* _Written instruction_
Return the records, each one exactly as written.

### Data supplied ###

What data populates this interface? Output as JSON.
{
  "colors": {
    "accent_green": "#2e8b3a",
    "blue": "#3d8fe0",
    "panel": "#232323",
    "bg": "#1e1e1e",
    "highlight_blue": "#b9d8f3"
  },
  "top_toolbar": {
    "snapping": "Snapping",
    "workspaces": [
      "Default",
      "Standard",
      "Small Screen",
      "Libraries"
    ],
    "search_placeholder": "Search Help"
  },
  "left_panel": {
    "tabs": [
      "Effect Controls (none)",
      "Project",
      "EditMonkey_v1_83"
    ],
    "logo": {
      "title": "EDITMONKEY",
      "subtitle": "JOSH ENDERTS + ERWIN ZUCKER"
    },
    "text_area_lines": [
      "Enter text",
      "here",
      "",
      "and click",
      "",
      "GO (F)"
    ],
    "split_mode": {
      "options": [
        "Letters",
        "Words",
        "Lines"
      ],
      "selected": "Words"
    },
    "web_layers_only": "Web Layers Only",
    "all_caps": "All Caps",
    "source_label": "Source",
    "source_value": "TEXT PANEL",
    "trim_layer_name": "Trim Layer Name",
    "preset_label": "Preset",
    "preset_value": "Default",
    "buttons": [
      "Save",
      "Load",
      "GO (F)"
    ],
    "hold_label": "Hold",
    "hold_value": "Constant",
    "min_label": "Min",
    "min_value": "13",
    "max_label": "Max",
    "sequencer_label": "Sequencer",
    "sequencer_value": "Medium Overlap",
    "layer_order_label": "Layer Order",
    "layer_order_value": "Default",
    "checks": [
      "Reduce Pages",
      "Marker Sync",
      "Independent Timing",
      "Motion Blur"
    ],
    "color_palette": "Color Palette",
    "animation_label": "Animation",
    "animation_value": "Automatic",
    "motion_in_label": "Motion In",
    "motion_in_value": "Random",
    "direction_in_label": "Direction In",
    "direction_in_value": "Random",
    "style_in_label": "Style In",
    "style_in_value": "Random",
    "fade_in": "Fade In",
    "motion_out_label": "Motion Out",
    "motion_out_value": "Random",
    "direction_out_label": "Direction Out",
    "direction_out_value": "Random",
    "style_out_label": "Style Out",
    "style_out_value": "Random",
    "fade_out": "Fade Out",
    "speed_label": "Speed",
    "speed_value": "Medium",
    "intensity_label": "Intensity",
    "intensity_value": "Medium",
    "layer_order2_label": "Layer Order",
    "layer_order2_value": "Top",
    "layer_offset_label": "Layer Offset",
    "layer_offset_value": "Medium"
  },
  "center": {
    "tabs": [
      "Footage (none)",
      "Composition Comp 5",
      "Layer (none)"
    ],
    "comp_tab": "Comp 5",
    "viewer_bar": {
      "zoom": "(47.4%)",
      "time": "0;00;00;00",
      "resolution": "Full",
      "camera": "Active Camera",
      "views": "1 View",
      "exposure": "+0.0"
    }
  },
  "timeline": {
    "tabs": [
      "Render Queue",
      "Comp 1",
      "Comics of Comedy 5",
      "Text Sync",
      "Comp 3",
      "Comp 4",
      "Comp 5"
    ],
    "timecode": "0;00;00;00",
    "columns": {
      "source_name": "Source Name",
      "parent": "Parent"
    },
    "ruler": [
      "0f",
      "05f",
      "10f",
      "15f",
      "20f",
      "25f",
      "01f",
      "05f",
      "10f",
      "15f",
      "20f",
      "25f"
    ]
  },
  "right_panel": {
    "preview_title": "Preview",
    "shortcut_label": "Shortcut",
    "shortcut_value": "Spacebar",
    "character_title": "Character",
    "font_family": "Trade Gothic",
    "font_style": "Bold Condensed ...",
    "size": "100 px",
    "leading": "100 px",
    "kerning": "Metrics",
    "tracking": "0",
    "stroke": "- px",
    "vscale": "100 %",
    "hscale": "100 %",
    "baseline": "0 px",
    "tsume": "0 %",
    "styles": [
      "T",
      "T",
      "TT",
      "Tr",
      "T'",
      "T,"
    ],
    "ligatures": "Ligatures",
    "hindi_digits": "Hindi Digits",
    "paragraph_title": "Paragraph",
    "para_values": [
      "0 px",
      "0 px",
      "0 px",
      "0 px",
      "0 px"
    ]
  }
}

###

* _Result of the exercise_
What data populates this interface? Output as JSON.
{
  "colors": {
    "accent_green": "#2e8b3a",
    "blue": "#3d8fe0",
    "panel": "#232323",
    "bg": "#1e1e1e",
    "highlight_blue": "#b9d8f3"
  },
  "top_toolbar": {
    "snapping": "Snapping",
    "workspaces": [
      "Default",
      "Standard",
      "Small Screen",
      "Libraries"
    ],
    "search_placeholder": "Search Help"
  },
  "left_panel": {
    "tabs": [
      "Effect Controls (none)",
      "Project",
      "EditMonkey_v1_83"
    ],
    "logo": {
      "title": "EDITMONKEY",
      "subtitle": "JOSH ENDERTS + ERWIN ZUCKER"
    },
    "text_area_lines": [
      "Enter text",
      "here",
      "",
      "and click",
      "",
      "GO (F)"
    ],
    "split_mode": {
      "options": [
        "Letters",
        "Words",
        "Lines"
      ],
      "selected": "Words"
    },
    "web_layers_only": "Web Layers Only",
    "all_caps": "All Caps",
    "source_label": "Source",
    "source_value": "TEXT PANEL",
    "trim_layer_name": "Trim Layer Name",
    "preset_label": "Preset",
    "preset_value": "Default",
    "buttons": [
      "Save",
      "Load",
      "GO (F)"
    ],
    "hold_label": "Hold",
    "hold_value": "Constant",
    "min_label": "Min",
    "min_value": "13",
    "max_label": "Max",
    "sequencer_label": "Sequencer",
    "sequencer_value": "Medium Overlap",
    "layer_order_label": "Layer Order",
    "layer_order_value": "Default",
    "checks": [
      "Reduce Pages",
      "Marker Sync",
      "Independent Timing",
      "Motion Blur"
    ],
    "color_palette": "Color Palette",
    "animation_label": "Animation",
    "animation_value": "Automatic",
    "motion_in_label": "Motion In",
    "motion_in_value": "Random",
    "direction_in_label": "Direction In",
    "direction_in_value": "Random",
    "style_in_label": "Style In",
    "style_in_value": "Random",
    "fade_in": "Fade In",
    "motion_out_label": "Motion Out",
    "motion_out_value": "Random",
    "direction_out_label": "Direction Out",
    "direction_out_value": "Random",
    "style_out_label": "Style Out",
    "style_out_value": "Random",
    "fade_out": "Fade Out",
    "speed_label": "Speed",
    "speed_value": "Medium",
    "intensity_label": "Intensity",
    "intensity_value": "Medium",
    "layer_order2_label": "Layer Order",
    "layer_order2_value": "Top",
    "layer_offset_label": "Layer Offset",
    "layer_offset_value": "Medium"
  },
  "center": {
    "tabs": [
      "Footage (none)",
      "Composition Comp 5",
      "Layer (none)"
    ],
    "comp_tab": "Comp 5",
    "viewer_bar": {
      "zoom": "(47.4%)",
      "time": "0;00;00;00",
      "resolution": "Full",
      "camera": "Active Camera",
      "views": "1 View",
      "exposure": "+0.0"
    }
  },
  "timeline": {
    "tabs": [
      "Render Queue",
      "Comp 1",
      "Comics of Comedy 5",
      "Text Sync",
      "Comp 3",
      "Comp 4",
      "Comp 5"
    ],
    "timecode": "0;00;00;00",
    "columns": {
      "source_name": "Source Name",
      "parent": "Parent"
    },
    "ruler": [
      "0f",
      "05f",
      "10f",
      "15f",
      "20f",
      "25f",
      "01f",
      "05f",
      "10f",
      "15f",
      "20f",
      "25f"
    ]
  },
  "right_panel": {
    "preview_title": "Preview",
    "shortcut_label": "Shortcut",
    "shortcut_value": "Spacebar",
    "character_title": "Character",
    "font_family": "Trade Gothic",
    "font_style": "Bold Condensed ...",
    "size": "100 px",
    "leading": "100 px",
    "kerning": "Metrics",
    "tracking": "0",
    "stroke": "- px",
    "vscale": "100 %",
    "hscale": "100 %",
    "baseline": "0 px",
    "tsume": "0 %",
    "styles": [
      "T",
      "T",
      "TT",
      "Tr",
      "T'",
      "T,"
    ],
    "ligatures": "Ligatures",
    "hindi_digits": "Hindi Digits",
    "paragraph_title": "Paragraph",
    "para_values": [
      "0 px",
      "0 px",
      "0 px",
      "0 px",
      "0 px"
    ]
  }
}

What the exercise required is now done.